*PROBLEM*. Return the data exactly, with all pictures removed.

*RECORDS SHOWN*.
>> BEGIN

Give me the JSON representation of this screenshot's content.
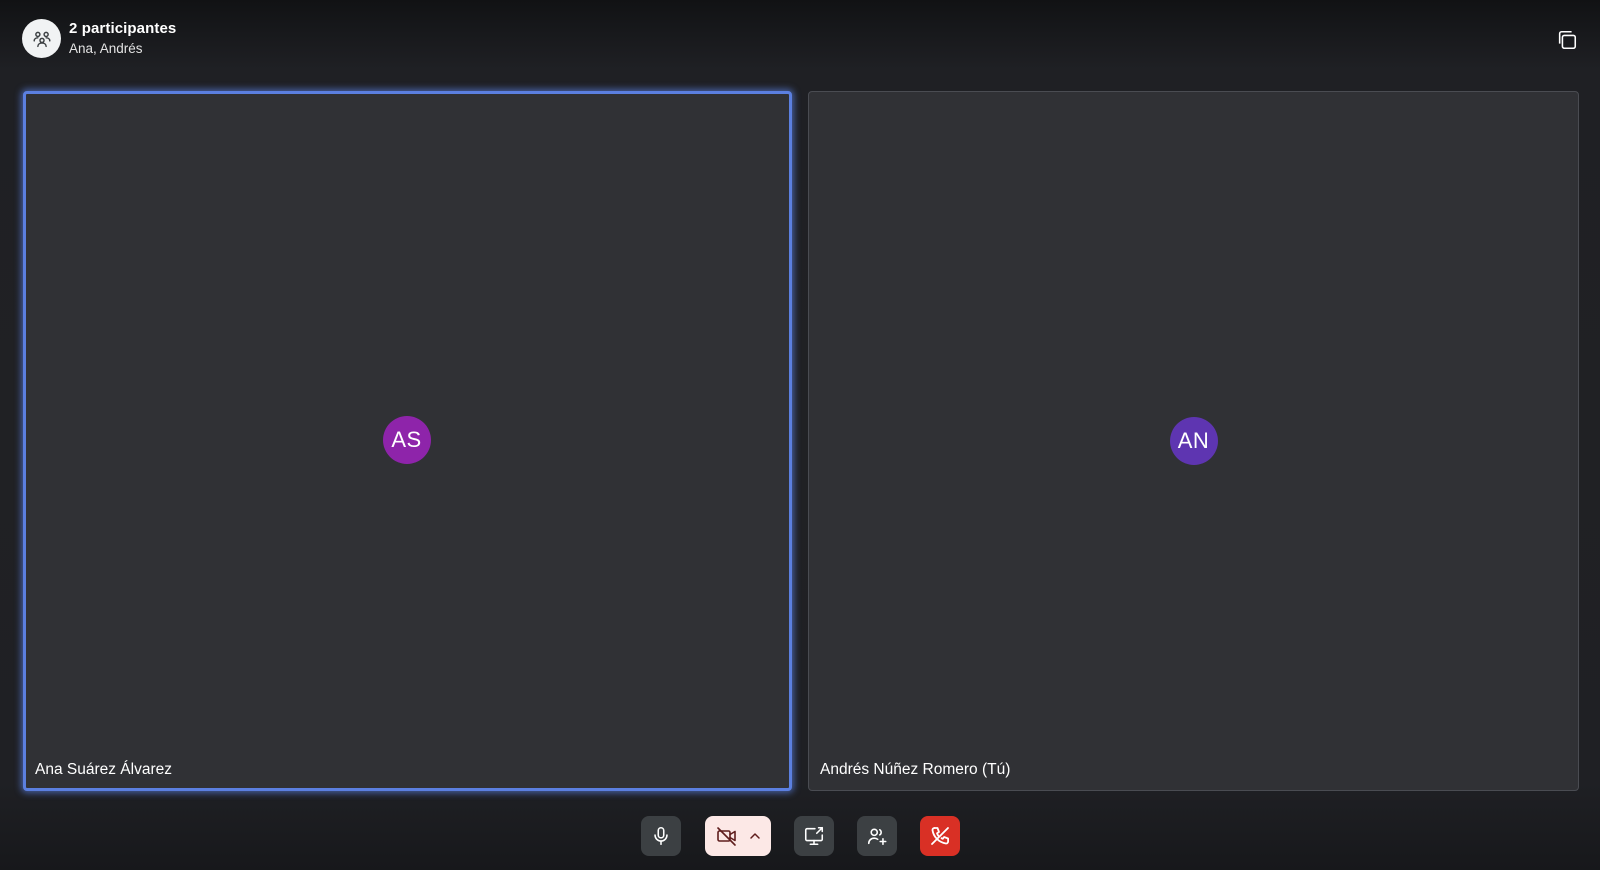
{
  "header": {
    "title": "2 participantes",
    "subtitle": "Ana, Andrés",
    "group_icon": "people-group-icon",
    "pip_icon": "picture-in-picture-icon"
  },
  "tiles": [
    {
      "initials": "AS",
      "name": "Ana Suárez Álvarez",
      "avatar_color": "#8e24aa",
      "speaking": true
    },
    {
      "initials": "AN",
      "name": "Andrés Núñez Romero (Tú)",
      "avatar_color": "#5e35b1",
      "speaking": false
    }
  ],
  "controls": {
    "mic_icon": "microphone-icon",
    "camera_icon": "video-off-icon",
    "camera_options_icon": "chevron-up-icon",
    "share_icon": "screen-share-icon",
    "add_people_icon": "add-person-icon",
    "hangup_icon": "hang-up-icon"
  },
  "colors": {
    "speaking_outline": "#5b7fe0",
    "hangup": "#d93025",
    "camera_off_bg": "#fce8e6",
    "control_bg": "#3c4043",
    "tile_bg": "#303135"
  }
}
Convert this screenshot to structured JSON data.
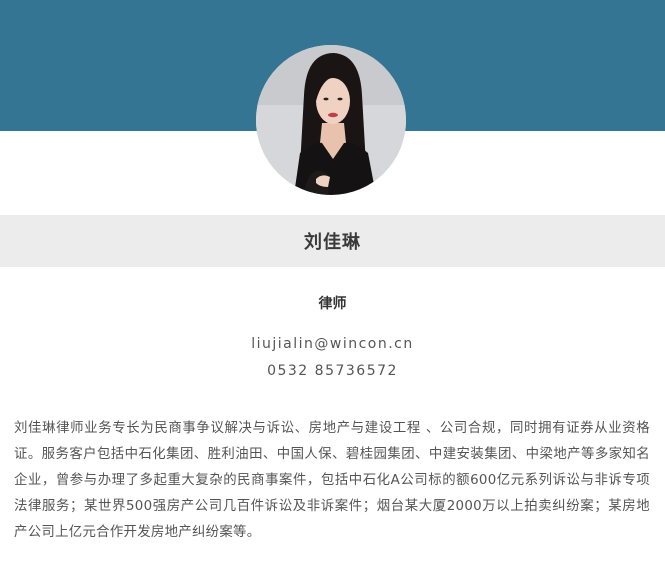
{
  "profile": {
    "name": "刘佳琳",
    "title": "律师",
    "email": "liujialin@wincon.cn",
    "phone": "0532 85736572",
    "bio": "刘佳琳律师业务专长为民商事争议解决与诉讼、房地产与建设工程 、公司合规，同时拥有证券从业资格证。服务客户包括中石化集团、胜利油田、中国人保、碧桂园集团、中建安装集团、中梁地产等多家知名企业，曾参与办理了多起重大复杂的民商事案件，包括中石化A公司标的额600亿元系列诉讼与非诉专项法律服务；某世界500强房产公司几百件诉讼及非诉案件；烟台某大厦2000万以上拍卖纠纷案；某房地产公司上亿元合作开发房地产纠纷案等。"
  },
  "colors": {
    "banner": "#357594",
    "name_band": "#ececec",
    "text": "#555555"
  },
  "icons": {
    "avatar": "portrait-photo"
  }
}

>> END

*ANSWER BELOW*.
Give me the JSON representation of this screenshot's content.
{
  "header": {
    "title": "2 participantes",
    "subtitle": "Ana, Andrés",
    "group_icon": "people-group-icon",
    "pip_icon": "picture-in-picture-icon"
  },
  "tiles": [
    {
      "initials": "AS",
      "name": "Ana Suárez Álvarez",
      "avatar_color": "#8e24aa",
      "speaking": true
    },
    {
      "initials": "AN",
      "name": "Andrés Núñez Romero (Tú)",
      "avatar_color": "#5e35b1",
      "speaking": false
    }
  ],
  "controls": {
    "mic_icon": "microphone-icon",
    "camera_icon": "video-off-icon",
    "camera_options_icon": "chevron-up-icon",
    "share_icon": "screen-share-icon",
    "add_people_icon": "add-person-icon",
    "hangup_icon": "hang-up-icon"
  },
  "colors": {
    "speaking_outline": "#5b7fe0",
    "hangup": "#d93025",
    "camera_off_bg": "#fce8e6",
    "control_bg": "#3c4043",
    "tile_bg": "#303135"
  }
}
Convert this screenshot to structured JSON data.
{
  "profile": {
    "name": "刘佳琳",
    "title": "律师",
    "email": "liujialin@wincon.cn",
    "phone": "0532 85736572",
    "bio": "刘佳琳律师业务专长为民商事争议解决与诉讼、房地产与建设工程 、公司合规，同时拥有证券从业资格证。服务客户包括中石化集团、胜利油田、中国人保、碧桂园集团、中建安装集团、中梁地产等多家知名企业，曾参与办理了多起重大复杂的民商事案件，包括中石化A公司标的额600亿元系列诉讼与非诉专项法律服务；某世界500强房产公司几百件诉讼及非诉案件；烟台某大厦2000万以上拍卖纠纷案；某房地产公司上亿元合作开发房地产纠纷案等。"
  },
  "colors": {
    "banner": "#357594",
    "name_band": "#ececec",
    "text": "#555555"
  },
  "icons": {
    "avatar": "portrait-photo"
  }
}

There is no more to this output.